** Begin Page excerpt **
Club Social y Deportivo Sacachispas is a professional football club based in Chiquimula, Guatemala.

The team plays in the Primera División de Ascenso, the second-highest football division in Guatemala. Their home stadium is the Estadio Las Victorias.

The club has also played in the Liga Mayor, having reached their best position in the 1995–96 season, when they were runners-up. They have been playing in the second division since 2021.

History
Nicknamed Los Muteros, the club was founded as a result of two meetings. The first, in the south-west corner of Ismael Cerna´s Park, was attended by the distinguished citizens Miguel Ángel Rodríguez, Josué Goshop, Héctor Antonio Monroy, Jorge González and Manuel Samayoa, on June 15, 1949; and the second meeting was near Colegio Amigos, where the Estadio Las Victorias now stands. Neftalí Aguilar, Caleb Goshop, Neco Velásquez, Enrique Valdés, Gata Cuellar, Ronald Williams, Mincho Paz, Lipe Franco, Quincho Díaz, Chentío Castañeda, Edmundo Rivera, Pío Martínez and Armando Portillo, and the people in the first meeting, were all at the second meeting.
The first uniform was a white jersey with white shorts. Their first coach was the Governor of Chiquimula, Colonel Guadalupe López Ochoa who got new uniforms: a white jersey with blue stripes, and white shorts.
** End Page excerpt **
Exercise: From the text on Club Social y Deportivo Sacachispas, list the people named as attending the first founding meeting in Ismael Cerna´s Park.
** Begin Given data **
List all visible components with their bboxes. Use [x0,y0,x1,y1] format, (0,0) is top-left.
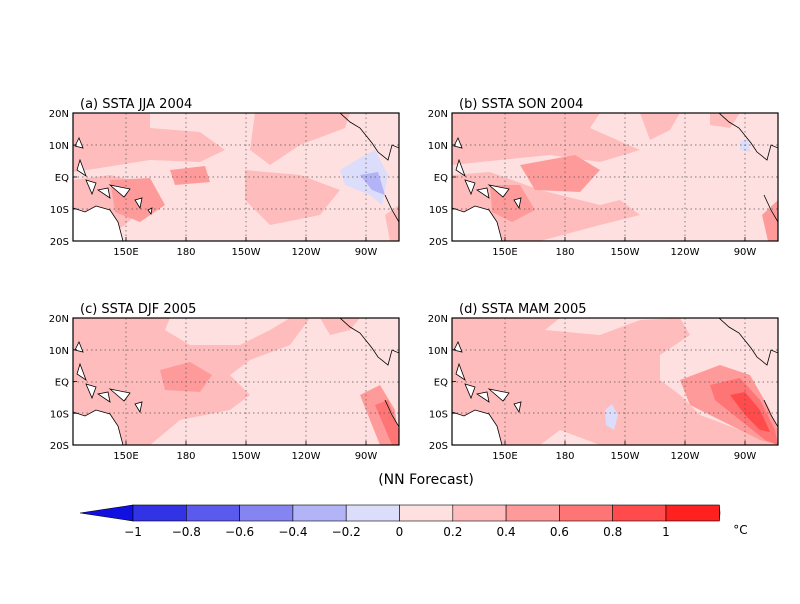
panel-d-lon-label: 90W [734,451,757,462]
panel-d-lat-label: 20S [429,441,448,452]
panel-a-lat-label: 10N [49,141,69,152]
colorbar-swatch [239,504,294,522]
colorbar-tick-label: −1 [124,525,142,539]
colorbar-tick-label: 0.4 [497,525,516,539]
panel-d-lon-label: 120W [671,451,700,462]
panel-c: (c) SSTA DJF 2005 [72,302,400,446]
panel-d-lat-label: 20N [428,314,448,325]
panel-c-lat-label: 10N [49,346,69,357]
panel-c-coastlines [73,318,399,445]
panel-d-lon-label: 150E [492,451,517,462]
colorbar: −1 −0.8 −0.6 −0.4 −0.2 0 0.2 0.4 0.6 0.8 1 °C [79,504,748,539]
panel-c-lon-label: 150W [232,451,261,462]
panel-a-lon-label: 90W [355,247,378,258]
colorbar-swatch [345,504,400,522]
panel-a-lat-label: EQ [55,173,69,184]
panel-c-title: (c) SSTA DJF 2005 [80,302,196,317]
panel-a-lat-label: 20S [50,237,69,248]
colorbar-swatch [452,504,507,522]
panel-d: (d) SSTA MAM 2005 [451,302,779,446]
panel-d-title: (d) SSTA MAM 2005 [459,302,587,317]
panel-b-lat-label: EQ [434,173,448,184]
panel-b-lon-label: 180 [555,247,574,258]
panel-a-lon-label: 150E [113,247,138,258]
panel-b-gridlines [452,113,778,241]
panel-b-lat-label: 10S [429,205,448,216]
colorbar-tick-label: 0.2 [443,525,462,539]
panel-c-lat-label: EQ [55,378,69,389]
panel-a-gridlines [73,113,399,241]
figure-subtitle: (NN Forecast) [378,472,474,488]
colorbar-tick-label: −0.4 [278,525,307,539]
panel-b-coastlines [452,113,778,241]
panel-a-field [73,113,399,241]
panel-a: (a) SSTA JJA 2004 [72,97,400,242]
colorbar-swatch [186,504,240,522]
axis-labels: 20N 10N EQ 10S 20S 150E 180 150W 120W 90W 20N 10N EQ… [49,109,757,462]
colorbar-swatch [292,504,347,522]
panel-a-lon-label: 180 [176,247,195,258]
panel-b-lon-label: 90W [734,247,757,258]
panel-c-lon-label: 150E [113,451,138,462]
panel-c-lat-label: 20N [49,314,69,325]
panel-d-lon-label: 180 [555,451,574,462]
panel-c-gridlines [73,318,399,445]
panel-d-field [452,318,778,445]
colorbar-swatch [132,504,187,522]
colorbar-swatch [612,504,667,522]
colorbar-left-arrow [79,504,134,522]
panel-c-lon-label: 120W [292,451,321,462]
colorbar-tick-label: 0.6 [550,525,569,539]
colorbar-swatch [559,504,614,522]
colorbar-tick-label: 0 [396,525,404,539]
colorbar-tick-label: −0.8 [172,525,201,539]
panel-d-lat-label: EQ [434,378,448,389]
colorbar-tick-label: −0.6 [225,525,254,539]
panel-c-field [73,318,399,445]
panel-b-lon-label: 120W [671,247,700,258]
panel-a-coastlines [73,113,399,241]
panel-a-title: (a) SSTA JJA 2004 [80,97,192,112]
panel-b-lat-label: 10N [428,141,448,152]
colorbar-unit: °C [733,523,747,537]
panel-b-lat-label: 20N [428,109,448,120]
panel-a-lat-label: 20N [49,109,69,120]
panel-b-title: (b) SSTA SON 2004 [459,97,583,112]
colorbar-tick-label: 1 [662,525,670,539]
panel-c-lat-label: 20S [50,441,69,452]
panel-d-gridlines [452,318,778,445]
panel-d-lon-label: 150W [611,451,640,462]
colorbar-swatch [665,504,720,522]
panel-d-lat-label: 10N [428,346,448,357]
colorbar-tick-label: −0.2 [332,525,361,539]
panel-c-lon-label: 90W [355,451,378,462]
panel-c-lat-label: 10S [50,409,69,420]
panel-b-field [452,113,778,241]
panel-b-lat-label: 20S [429,237,448,248]
panel-a-lat-label: 10S [50,205,69,216]
colorbar-tick-label: 0.8 [603,525,622,539]
colorbar-swatch [399,504,454,522]
panel-c-lon-label: 180 [176,451,195,462]
panel-a-lon-label: 150W [232,247,261,258]
colorbar-swatch [505,504,560,522]
panel-d-coastlines [452,318,778,445]
panel-b-lon-label: 150E [492,247,517,258]
colorbar-right-arrow [718,504,721,522]
panel-a-lon-label: 120W [292,247,321,258]
panel-b: (b) SSTA SON 2004 [451,97,779,242]
panel-b-lon-label: 150W [611,247,640,258]
panel-d-lat-label: 10S [429,409,448,420]
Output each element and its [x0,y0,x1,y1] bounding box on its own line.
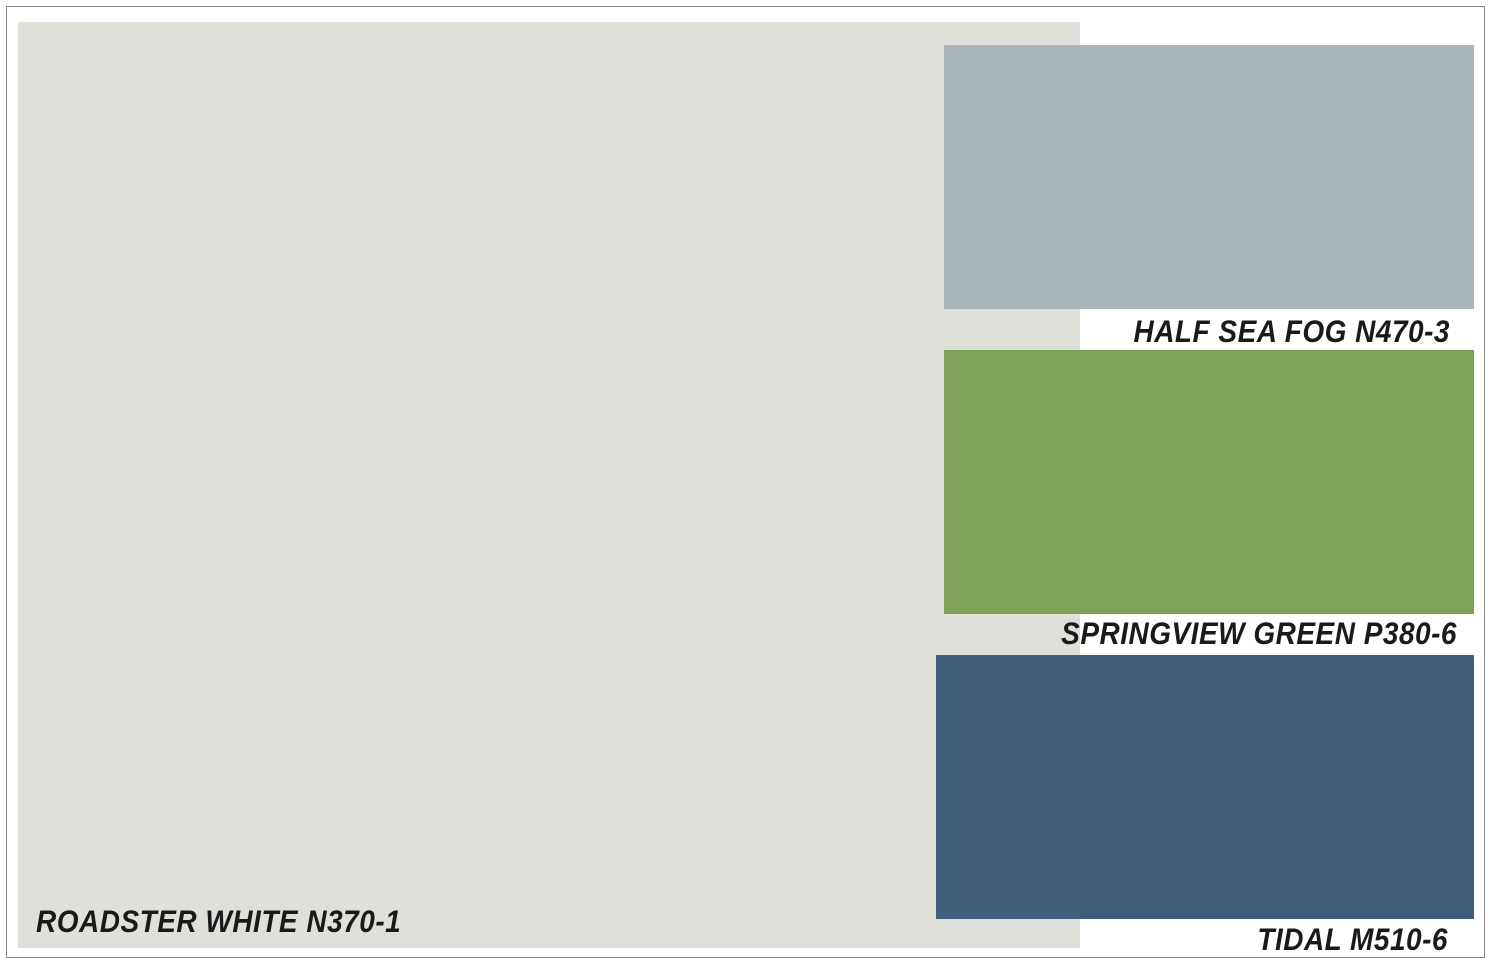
** End Given data **
The response: Miguel Ángel Rodríguez, Josué Goshop, Héctor Antonio Monroy, Jorge González, Manuel Samayoa